*Written exercise*:
Repeat the records in full and exactly, omitting pictures.

*Data listing*:
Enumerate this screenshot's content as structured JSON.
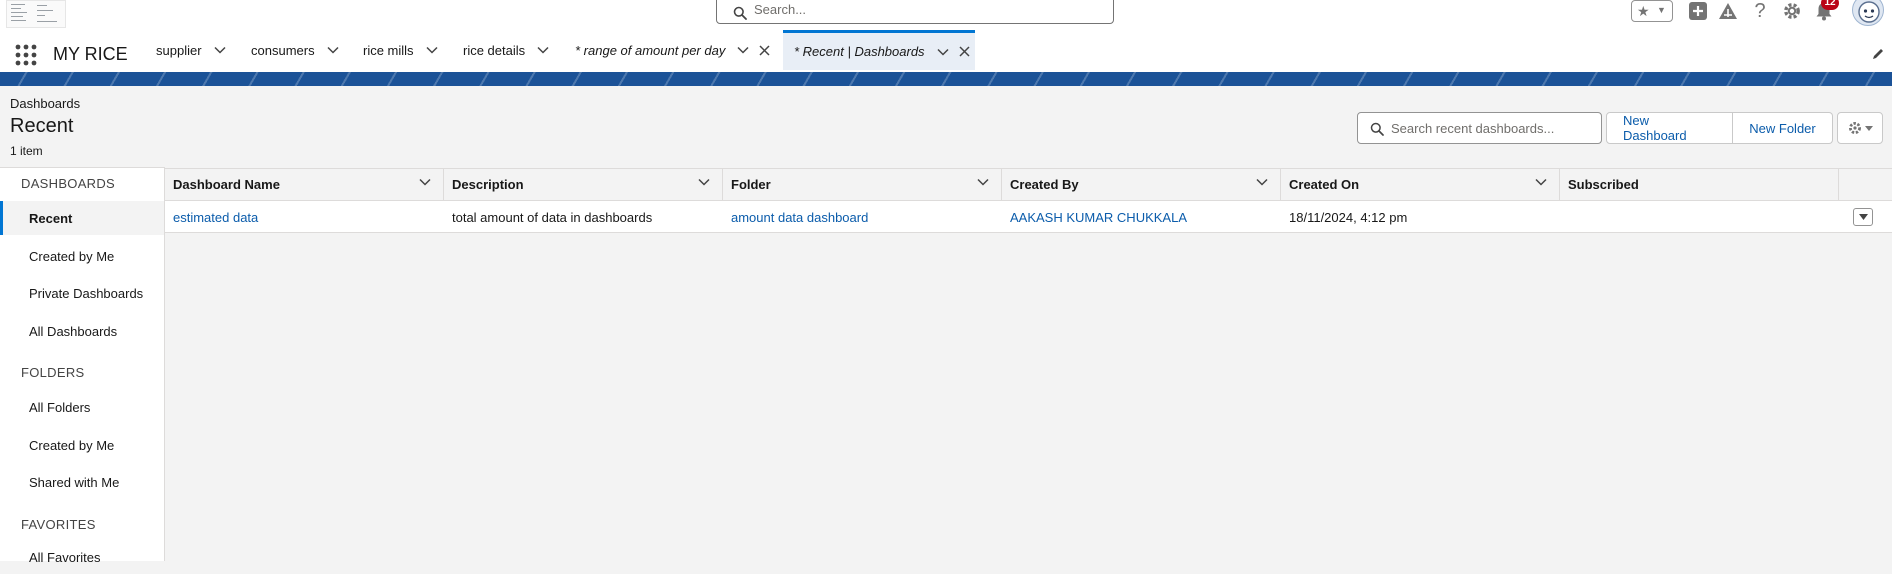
{
  "global_header": {
    "search_placeholder": "Search...",
    "notification_count": "12"
  },
  "nav": {
    "app_name": "MY RICE",
    "tabs": [
      {
        "label": "supplier"
      },
      {
        "label": "consumers"
      },
      {
        "label": "rice mills"
      },
      {
        "label": "rice details"
      },
      {
        "label": "* range of amount per day"
      },
      {
        "label": "* Recent | Dashboards"
      }
    ]
  },
  "page_header": {
    "object_label": "Dashboards",
    "title": "Recent",
    "item_count": "1 item",
    "search_placeholder": "Search recent dashboards...",
    "new_dashboard_label": "New Dashboard",
    "new_folder_label": "New Folder"
  },
  "sidebar": {
    "dashboards_heading": "DASHBOARDS",
    "dashboards_items": [
      {
        "label": "Recent"
      },
      {
        "label": "Created by Me"
      },
      {
        "label": "Private Dashboards"
      },
      {
        "label": "All Dashboards"
      }
    ],
    "folders_heading": "FOLDERS",
    "folders_items": [
      {
        "label": "All Folders"
      },
      {
        "label": "Created by Me"
      },
      {
        "label": "Shared with Me"
      }
    ],
    "favorites_heading": "FAVORITES",
    "favorites_items": [
      {
        "label": "All Favorites"
      }
    ]
  },
  "table": {
    "columns": [
      "Dashboard Name",
      "Description",
      "Folder",
      "Created By",
      "Created On",
      "Subscribed"
    ],
    "rows": [
      {
        "dashboard_name": "estimated data",
        "description": "total amount of data in dashboards",
        "folder": "amount data dashboard",
        "created_by": "AAKASH KUMAR CHUKKALA",
        "created_on": "18/11/2024, 4:12 pm",
        "subscribed": ""
      }
    ]
  },
  "colors": {
    "brand_blue": "#0176d3",
    "link_blue": "#0b5cab",
    "band_blue": "#1b5297",
    "badge_red": "#ba0517"
  }
}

*Solution*:
Enumerate this screenshot's content as structured JSON.
{
  "global_header": {
    "search_placeholder": "Search...",
    "notification_count": "12"
  },
  "nav": {
    "app_name": "MY RICE",
    "tabs": [
      {
        "label": "supplier"
      },
      {
        "label": "consumers"
      },
      {
        "label": "rice mills"
      },
      {
        "label": "rice details"
      },
      {
        "label": "* range of amount per day"
      },
      {
        "label": "* Recent | Dashboards"
      }
    ]
  },
  "page_header": {
    "object_label": "Dashboards",
    "title": "Recent",
    "item_count": "1 item",
    "search_placeholder": "Search recent dashboards...",
    "new_dashboard_label": "New Dashboard",
    "new_folder_label": "New Folder"
  },
  "sidebar": {
    "dashboards_heading": "DASHBOARDS",
    "dashboards_items": [
      {
        "label": "Recent"
      },
      {
        "label": "Created by Me"
      },
      {
        "label": "Private Dashboards"
      },
      {
        "label": "All Dashboards"
      }
    ],
    "folders_heading": "FOLDERS",
    "folders_items": [
      {
        "label": "All Folders"
      },
      {
        "label": "Created by Me"
      },
      {
        "label": "Shared with Me"
      }
    ],
    "favorites_heading": "FAVORITES",
    "favorites_items": [
      {
        "label": "All Favorites"
      }
    ]
  },
  "table": {
    "columns": [
      "Dashboard Name",
      "Description",
      "Folder",
      "Created By",
      "Created On",
      "Subscribed"
    ],
    "rows": [
      {
        "dashboard_name": "estimated data",
        "description": "total amount of data in dashboards",
        "folder": "amount data dashboard",
        "created_by": "AAKASH KUMAR CHUKKALA",
        "created_on": "18/11/2024, 4:12 pm",
        "subscribed": ""
      }
    ]
  },
  "colors": {
    "brand_blue": "#0176d3",
    "link_blue": "#0b5cab",
    "band_blue": "#1b5297",
    "badge_red": "#ba0517"
  }
}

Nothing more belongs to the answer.